WHAT THE TASK REQUIRES:
All of the material below is to be returned exactly.

>> START SUPPLIED INFORMATION

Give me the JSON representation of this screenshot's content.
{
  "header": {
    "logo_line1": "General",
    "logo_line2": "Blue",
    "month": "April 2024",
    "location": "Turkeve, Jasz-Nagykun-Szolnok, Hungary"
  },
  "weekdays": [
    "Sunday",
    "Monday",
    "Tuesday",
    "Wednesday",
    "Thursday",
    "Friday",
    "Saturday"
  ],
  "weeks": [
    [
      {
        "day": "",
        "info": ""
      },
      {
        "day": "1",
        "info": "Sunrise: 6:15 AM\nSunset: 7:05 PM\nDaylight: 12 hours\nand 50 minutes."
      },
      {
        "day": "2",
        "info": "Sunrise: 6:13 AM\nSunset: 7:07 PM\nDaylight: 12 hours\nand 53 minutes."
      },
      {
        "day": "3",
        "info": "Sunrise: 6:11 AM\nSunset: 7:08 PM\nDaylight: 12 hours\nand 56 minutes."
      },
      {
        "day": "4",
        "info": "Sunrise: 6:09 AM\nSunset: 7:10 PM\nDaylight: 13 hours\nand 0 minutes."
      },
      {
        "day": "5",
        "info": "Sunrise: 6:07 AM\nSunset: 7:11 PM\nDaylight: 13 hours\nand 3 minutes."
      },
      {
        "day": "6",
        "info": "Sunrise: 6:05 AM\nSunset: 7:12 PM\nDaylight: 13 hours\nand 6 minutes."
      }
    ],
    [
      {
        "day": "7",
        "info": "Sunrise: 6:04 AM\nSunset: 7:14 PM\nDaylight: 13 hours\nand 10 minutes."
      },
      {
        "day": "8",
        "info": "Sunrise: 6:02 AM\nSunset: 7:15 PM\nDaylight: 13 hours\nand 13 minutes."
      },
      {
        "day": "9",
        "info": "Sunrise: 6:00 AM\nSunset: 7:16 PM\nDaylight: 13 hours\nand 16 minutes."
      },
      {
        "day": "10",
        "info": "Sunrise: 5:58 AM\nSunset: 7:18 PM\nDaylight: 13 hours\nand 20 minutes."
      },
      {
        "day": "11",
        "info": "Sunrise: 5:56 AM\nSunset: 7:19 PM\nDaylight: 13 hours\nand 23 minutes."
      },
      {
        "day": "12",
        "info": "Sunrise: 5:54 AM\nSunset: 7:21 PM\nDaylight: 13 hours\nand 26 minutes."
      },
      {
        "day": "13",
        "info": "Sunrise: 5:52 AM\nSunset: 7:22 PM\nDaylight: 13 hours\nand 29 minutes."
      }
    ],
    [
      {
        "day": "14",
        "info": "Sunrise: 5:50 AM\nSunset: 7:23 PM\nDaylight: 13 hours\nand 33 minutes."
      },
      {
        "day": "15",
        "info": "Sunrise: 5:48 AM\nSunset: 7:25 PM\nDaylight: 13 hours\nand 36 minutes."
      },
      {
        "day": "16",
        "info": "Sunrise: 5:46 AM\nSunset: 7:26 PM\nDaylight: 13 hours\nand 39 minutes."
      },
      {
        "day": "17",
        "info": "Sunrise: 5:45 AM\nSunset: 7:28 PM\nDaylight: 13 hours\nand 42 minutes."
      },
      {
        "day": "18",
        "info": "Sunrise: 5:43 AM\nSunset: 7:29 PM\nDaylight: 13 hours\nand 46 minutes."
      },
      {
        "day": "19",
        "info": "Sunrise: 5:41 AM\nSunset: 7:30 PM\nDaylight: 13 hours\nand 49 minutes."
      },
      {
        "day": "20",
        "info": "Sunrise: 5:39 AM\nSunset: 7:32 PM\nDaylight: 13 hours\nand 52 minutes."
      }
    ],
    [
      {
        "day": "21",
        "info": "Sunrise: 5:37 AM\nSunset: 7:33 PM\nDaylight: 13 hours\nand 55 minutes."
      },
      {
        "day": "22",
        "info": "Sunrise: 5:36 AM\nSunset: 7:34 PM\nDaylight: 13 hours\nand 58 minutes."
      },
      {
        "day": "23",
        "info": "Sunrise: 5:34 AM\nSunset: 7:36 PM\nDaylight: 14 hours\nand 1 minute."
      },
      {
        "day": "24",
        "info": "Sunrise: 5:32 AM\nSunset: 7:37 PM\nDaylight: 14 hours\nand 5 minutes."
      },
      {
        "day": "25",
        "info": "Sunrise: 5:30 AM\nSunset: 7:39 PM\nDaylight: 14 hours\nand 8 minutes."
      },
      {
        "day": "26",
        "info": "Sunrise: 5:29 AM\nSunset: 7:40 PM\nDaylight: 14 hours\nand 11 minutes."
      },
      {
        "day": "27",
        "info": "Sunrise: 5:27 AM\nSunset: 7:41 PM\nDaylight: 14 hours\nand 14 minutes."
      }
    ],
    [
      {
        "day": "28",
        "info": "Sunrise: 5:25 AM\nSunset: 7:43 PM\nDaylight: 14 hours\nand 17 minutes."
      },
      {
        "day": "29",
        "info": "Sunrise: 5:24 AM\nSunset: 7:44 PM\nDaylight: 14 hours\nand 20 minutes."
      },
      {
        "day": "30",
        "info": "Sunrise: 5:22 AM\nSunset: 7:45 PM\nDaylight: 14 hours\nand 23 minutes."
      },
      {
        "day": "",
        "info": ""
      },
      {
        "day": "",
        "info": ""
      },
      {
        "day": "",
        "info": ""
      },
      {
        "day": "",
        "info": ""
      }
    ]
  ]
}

>> END SUPPLIED INFORMATION

PROBLEM SOLUTION:
Give me the JSON representation of this screenshot's content.
{
  "header": {
    "logo_line1": "General",
    "logo_line2": "Blue",
    "month": "April 2024",
    "location": "Turkeve, Jasz-Nagykun-Szolnok, Hungary"
  },
  "weekdays": [
    "Sunday",
    "Monday",
    "Tuesday",
    "Wednesday",
    "Thursday",
    "Friday",
    "Saturday"
  ],
  "weeks": [
    [
      {
        "day": "",
        "info": ""
      },
      {
        "day": "1",
        "info": "Sunrise: 6:15 AM\nSunset: 7:05 PM\nDaylight: 12 hours\nand 50 minutes."
      },
      {
        "day": "2",
        "info": "Sunrise: 6:13 AM\nSunset: 7:07 PM\nDaylight: 12 hours\nand 53 minutes."
      },
      {
        "day": "3",
        "info": "Sunrise: 6:11 AM\nSunset: 7:08 PM\nDaylight: 12 hours\nand 56 minutes."
      },
      {
        "day": "4",
        "info": "Sunrise: 6:09 AM\nSunset: 7:10 PM\nDaylight: 13 hours\nand 0 minutes."
      },
      {
        "day": "5",
        "info": "Sunrise: 6:07 AM\nSunset: 7:11 PM\nDaylight: 13 hours\nand 3 minutes."
      },
      {
        "day": "6",
        "info": "Sunrise: 6:05 AM\nSunset: 7:12 PM\nDaylight: 13 hours\nand 6 minutes."
      }
    ],
    [
      {
        "day": "7",
        "info": "Sunrise: 6:04 AM\nSunset: 7:14 PM\nDaylight: 13 hours\nand 10 minutes."
      },
      {
        "day": "8",
        "info": "Sunrise: 6:02 AM\nSunset: 7:15 PM\nDaylight: 13 hours\nand 13 minutes."
      },
      {
        "day": "9",
        "info": "Sunrise: 6:00 AM\nSunset: 7:16 PM\nDaylight: 13 hours\nand 16 minutes."
      },
      {
        "day": "10",
        "info": "Sunrise: 5:58 AM\nSunset: 7:18 PM\nDaylight: 13 hours\nand 20 minutes."
      },
      {
        "day": "11",
        "info": "Sunrise: 5:56 AM\nSunset: 7:19 PM\nDaylight: 13 hours\nand 23 minutes."
      },
      {
        "day": "12",
        "info": "Sunrise: 5:54 AM\nSunset: 7:21 PM\nDaylight: 13 hours\nand 26 minutes."
      },
      {
        "day": "13",
        "info": "Sunrise: 5:52 AM\nSunset: 7:22 PM\nDaylight: 13 hours\nand 29 minutes."
      }
    ],
    [
      {
        "day": "14",
        "info": "Sunrise: 5:50 AM\nSunset: 7:23 PM\nDaylight: 13 hours\nand 33 minutes."
      },
      {
        "day": "15",
        "info": "Sunrise: 5:48 AM\nSunset: 7:25 PM\nDaylight: 13 hours\nand 36 minutes."
      },
      {
        "day": "16",
        "info": "Sunrise: 5:46 AM\nSunset: 7:26 PM\nDaylight: 13 hours\nand 39 minutes."
      },
      {
        "day": "17",
        "info": "Sunrise: 5:45 AM\nSunset: 7:28 PM\nDaylight: 13 hours\nand 42 minutes."
      },
      {
        "day": "18",
        "info": "Sunrise: 5:43 AM\nSunset: 7:29 PM\nDaylight: 13 hours\nand 46 minutes."
      },
      {
        "day": "19",
        "info": "Sunrise: 5:41 AM\nSunset: 7:30 PM\nDaylight: 13 hours\nand 49 minutes."
      },
      {
        "day": "20",
        "info": "Sunrise: 5:39 AM\nSunset: 7:32 PM\nDaylight: 13 hours\nand 52 minutes."
      }
    ],
    [
      {
        "day": "21",
        "info": "Sunrise: 5:37 AM\nSunset: 7:33 PM\nDaylight: 13 hours\nand 55 minutes."
      },
      {
        "day": "22",
        "info": "Sunrise: 5:36 AM\nSunset: 7:34 PM\nDaylight: 13 hours\nand 58 minutes."
      },
      {
        "day": "23",
        "info": "Sunrise: 5:34 AM\nSunset: 7:36 PM\nDaylight: 14 hours\nand 1 minute."
      },
      {
        "day": "24",
        "info": "Sunrise: 5:32 AM\nSunset: 7:37 PM\nDaylight: 14 hours\nand 5 minutes."
      },
      {
        "day": "25",
        "info": "Sunrise: 5:30 AM\nSunset: 7:39 PM\nDaylight: 14 hours\nand 8 minutes."
      },
      {
        "day": "26",
        "info": "Sunrise: 5:29 AM\nSunset: 7:40 PM\nDaylight: 14 hours\nand 11 minutes."
      },
      {
        "day": "27",
        "info": "Sunrise: 5:27 AM\nSunset: 7:41 PM\nDaylight: 14 hours\nand 14 minutes."
      }
    ],
    [
      {
        "day": "28",
        "info": "Sunrise: 5:25 AM\nSunset: 7:43 PM\nDaylight: 14 hours\nand 17 minutes."
      },
      {
        "day": "29",
        "info": "Sunrise: 5:24 AM\nSunset: 7:44 PM\nDaylight: 14 hours\nand 20 minutes."
      },
      {
        "day": "30",
        "info": "Sunrise: 5:22 AM\nSunset: 7:45 PM\nDaylight: 14 hours\nand 23 minutes."
      },
      {
        "day": "",
        "info": ""
      },
      {
        "day": "",
        "info": ""
      },
      {
        "day": "",
        "info": ""
      },
      {
        "day": "",
        "info": ""
      }
    ]
  ]
}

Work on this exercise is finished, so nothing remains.